— begin Entries supplied —
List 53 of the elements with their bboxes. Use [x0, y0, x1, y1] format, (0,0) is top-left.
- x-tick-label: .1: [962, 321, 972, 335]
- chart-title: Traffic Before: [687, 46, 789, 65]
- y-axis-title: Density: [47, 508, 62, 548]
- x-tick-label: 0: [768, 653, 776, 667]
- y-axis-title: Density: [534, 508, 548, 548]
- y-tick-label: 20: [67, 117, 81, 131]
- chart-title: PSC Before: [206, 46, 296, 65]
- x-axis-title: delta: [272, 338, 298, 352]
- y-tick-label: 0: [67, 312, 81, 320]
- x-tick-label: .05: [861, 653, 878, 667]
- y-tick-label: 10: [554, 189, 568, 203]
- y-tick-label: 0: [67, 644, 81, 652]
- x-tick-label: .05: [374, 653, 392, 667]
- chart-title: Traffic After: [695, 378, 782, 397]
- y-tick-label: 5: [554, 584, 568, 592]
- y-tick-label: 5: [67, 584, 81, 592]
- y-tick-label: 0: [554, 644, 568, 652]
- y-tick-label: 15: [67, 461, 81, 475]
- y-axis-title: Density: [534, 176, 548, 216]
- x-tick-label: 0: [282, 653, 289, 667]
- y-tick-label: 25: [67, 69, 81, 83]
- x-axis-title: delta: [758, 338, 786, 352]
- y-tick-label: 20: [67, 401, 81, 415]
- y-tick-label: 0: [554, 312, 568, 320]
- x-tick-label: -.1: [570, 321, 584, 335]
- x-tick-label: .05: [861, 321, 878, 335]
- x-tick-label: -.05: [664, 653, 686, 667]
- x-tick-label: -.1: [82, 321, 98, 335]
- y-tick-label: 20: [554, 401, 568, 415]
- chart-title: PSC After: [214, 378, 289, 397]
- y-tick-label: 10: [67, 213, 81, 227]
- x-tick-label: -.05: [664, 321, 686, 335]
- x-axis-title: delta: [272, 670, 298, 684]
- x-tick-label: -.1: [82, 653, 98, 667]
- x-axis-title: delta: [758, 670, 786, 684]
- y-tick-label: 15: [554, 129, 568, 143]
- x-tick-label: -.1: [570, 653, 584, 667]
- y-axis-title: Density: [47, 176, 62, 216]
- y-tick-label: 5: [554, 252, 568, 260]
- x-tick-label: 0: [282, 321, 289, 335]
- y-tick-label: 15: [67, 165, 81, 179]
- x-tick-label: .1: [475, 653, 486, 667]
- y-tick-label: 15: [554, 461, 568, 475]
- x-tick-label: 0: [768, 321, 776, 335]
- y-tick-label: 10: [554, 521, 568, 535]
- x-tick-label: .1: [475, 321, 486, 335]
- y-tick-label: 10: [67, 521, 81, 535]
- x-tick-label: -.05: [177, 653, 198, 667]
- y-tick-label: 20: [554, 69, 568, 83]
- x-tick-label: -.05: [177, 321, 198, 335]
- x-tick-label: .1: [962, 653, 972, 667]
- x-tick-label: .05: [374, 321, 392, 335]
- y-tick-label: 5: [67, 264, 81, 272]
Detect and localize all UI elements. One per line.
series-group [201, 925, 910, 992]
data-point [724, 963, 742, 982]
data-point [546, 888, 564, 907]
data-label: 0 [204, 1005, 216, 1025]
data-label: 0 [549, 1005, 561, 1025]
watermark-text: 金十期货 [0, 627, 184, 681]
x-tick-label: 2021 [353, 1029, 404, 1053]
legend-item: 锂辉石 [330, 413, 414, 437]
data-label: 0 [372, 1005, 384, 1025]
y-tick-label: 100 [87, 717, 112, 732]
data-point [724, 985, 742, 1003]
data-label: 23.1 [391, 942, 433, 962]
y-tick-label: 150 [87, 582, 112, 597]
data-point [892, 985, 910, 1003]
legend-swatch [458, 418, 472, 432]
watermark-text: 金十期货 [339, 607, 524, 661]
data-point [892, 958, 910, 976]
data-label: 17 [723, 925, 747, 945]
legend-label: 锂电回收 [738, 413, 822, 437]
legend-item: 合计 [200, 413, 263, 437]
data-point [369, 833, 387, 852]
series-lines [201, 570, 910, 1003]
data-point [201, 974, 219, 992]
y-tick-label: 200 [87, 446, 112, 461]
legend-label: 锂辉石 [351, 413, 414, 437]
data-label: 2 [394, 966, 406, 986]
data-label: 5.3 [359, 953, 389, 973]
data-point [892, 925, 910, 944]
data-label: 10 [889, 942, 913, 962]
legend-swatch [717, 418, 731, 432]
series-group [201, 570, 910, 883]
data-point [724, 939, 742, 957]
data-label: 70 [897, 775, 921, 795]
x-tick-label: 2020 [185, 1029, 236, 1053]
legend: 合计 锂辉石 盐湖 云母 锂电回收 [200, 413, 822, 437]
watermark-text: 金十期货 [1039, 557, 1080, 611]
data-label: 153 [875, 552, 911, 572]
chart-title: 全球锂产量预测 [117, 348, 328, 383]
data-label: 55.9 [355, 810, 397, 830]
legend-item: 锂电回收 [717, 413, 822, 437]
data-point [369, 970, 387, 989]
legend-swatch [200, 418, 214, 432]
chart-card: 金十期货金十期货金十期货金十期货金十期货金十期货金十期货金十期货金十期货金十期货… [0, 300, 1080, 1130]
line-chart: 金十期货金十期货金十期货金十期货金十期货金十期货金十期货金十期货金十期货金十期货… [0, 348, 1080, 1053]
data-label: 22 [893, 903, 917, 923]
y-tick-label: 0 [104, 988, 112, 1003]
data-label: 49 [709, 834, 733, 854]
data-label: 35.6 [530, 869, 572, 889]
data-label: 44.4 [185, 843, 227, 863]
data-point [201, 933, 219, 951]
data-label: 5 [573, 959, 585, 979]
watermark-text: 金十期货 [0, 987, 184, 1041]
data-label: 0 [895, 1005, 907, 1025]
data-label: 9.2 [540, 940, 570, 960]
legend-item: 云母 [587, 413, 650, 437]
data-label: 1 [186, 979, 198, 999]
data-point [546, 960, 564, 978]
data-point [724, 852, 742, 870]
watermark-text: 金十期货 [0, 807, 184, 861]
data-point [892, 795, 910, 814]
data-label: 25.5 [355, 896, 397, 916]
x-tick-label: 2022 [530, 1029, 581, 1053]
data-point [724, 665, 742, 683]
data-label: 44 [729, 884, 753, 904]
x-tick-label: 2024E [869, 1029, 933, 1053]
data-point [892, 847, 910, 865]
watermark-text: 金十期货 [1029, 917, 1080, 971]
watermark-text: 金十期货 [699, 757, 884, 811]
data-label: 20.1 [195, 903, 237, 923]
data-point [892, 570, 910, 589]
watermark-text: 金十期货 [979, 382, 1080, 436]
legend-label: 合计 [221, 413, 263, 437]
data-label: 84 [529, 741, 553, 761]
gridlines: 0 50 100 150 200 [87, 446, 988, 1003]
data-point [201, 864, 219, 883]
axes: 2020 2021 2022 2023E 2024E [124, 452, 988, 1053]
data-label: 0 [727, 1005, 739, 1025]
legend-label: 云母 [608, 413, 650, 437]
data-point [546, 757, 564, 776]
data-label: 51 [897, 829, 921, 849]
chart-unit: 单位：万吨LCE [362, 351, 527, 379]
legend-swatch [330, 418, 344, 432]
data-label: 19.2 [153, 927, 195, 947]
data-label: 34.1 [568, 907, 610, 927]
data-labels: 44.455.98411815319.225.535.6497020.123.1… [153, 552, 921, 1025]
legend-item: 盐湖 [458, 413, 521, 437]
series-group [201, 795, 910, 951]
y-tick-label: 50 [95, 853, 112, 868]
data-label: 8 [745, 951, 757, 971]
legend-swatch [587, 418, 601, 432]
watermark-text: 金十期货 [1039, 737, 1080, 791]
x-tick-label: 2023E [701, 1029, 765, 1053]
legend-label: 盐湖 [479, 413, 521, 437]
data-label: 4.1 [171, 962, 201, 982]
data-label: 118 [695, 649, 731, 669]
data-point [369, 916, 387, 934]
— end Entries supplied —
Swap "Density" for "Frequency" in everything from the start of the entries down to the line containing "- x-axis-title: delta: [272, 670, 298, 684]", and write those lines out again with nothing else changed.

* _Response to the task_:
List 53 of the elements with their bboxes. Use [x0, y0, x1, y1] format, (0,0) is top-left.
- x-tick-label: .1: [962, 321, 972, 335]
- chart-title: Traffic Before: [687, 46, 789, 65]
- y-axis-title: Frequency: [47, 508, 62, 548]
- x-tick-label: 0: [768, 653, 776, 667]
- y-axis-title: Frequency: [534, 508, 548, 548]
- y-tick-label: 20: [67, 117, 81, 131]
- chart-title: PSC Before: [206, 46, 296, 65]
- x-axis-title: delta: [272, 338, 298, 352]
- y-tick-label: 0: [67, 312, 81, 320]
- x-tick-label: .05: [861, 653, 878, 667]
- y-tick-label: 10: [554, 189, 568, 203]
- y-tick-label: 0: [67, 644, 81, 652]
- x-tick-label: .05: [374, 653, 392, 667]
- chart-title: Traffic After: [695, 378, 782, 397]
- y-tick-label: 5: [554, 584, 568, 592]
- y-tick-label: 5: [67, 584, 81, 592]
- y-tick-label: 0: [554, 644, 568, 652]
- y-tick-label: 15: [67, 461, 81, 475]
- y-axis-title: Frequency: [534, 176, 548, 216]
- x-tick-label: 0: [282, 653, 289, 667]
- y-tick-label: 25: [67, 69, 81, 83]
- x-axis-title: delta: [758, 338, 786, 352]
- y-tick-label: 20: [67, 401, 81, 415]
- y-tick-label: 0: [554, 312, 568, 320]
- x-tick-label: -.1: [570, 321, 584, 335]
- x-tick-label: .05: [861, 321, 878, 335]
- x-tick-label: -.05: [664, 653, 686, 667]
- x-tick-label: -.1: [82, 321, 98, 335]
- y-tick-label: 20: [554, 401, 568, 415]
- chart-title: PSC After: [214, 378, 289, 397]
- y-tick-label: 10: [67, 213, 81, 227]
- x-tick-label: -.05: [664, 321, 686, 335]
- x-axis-title: delta: [272, 670, 298, 684]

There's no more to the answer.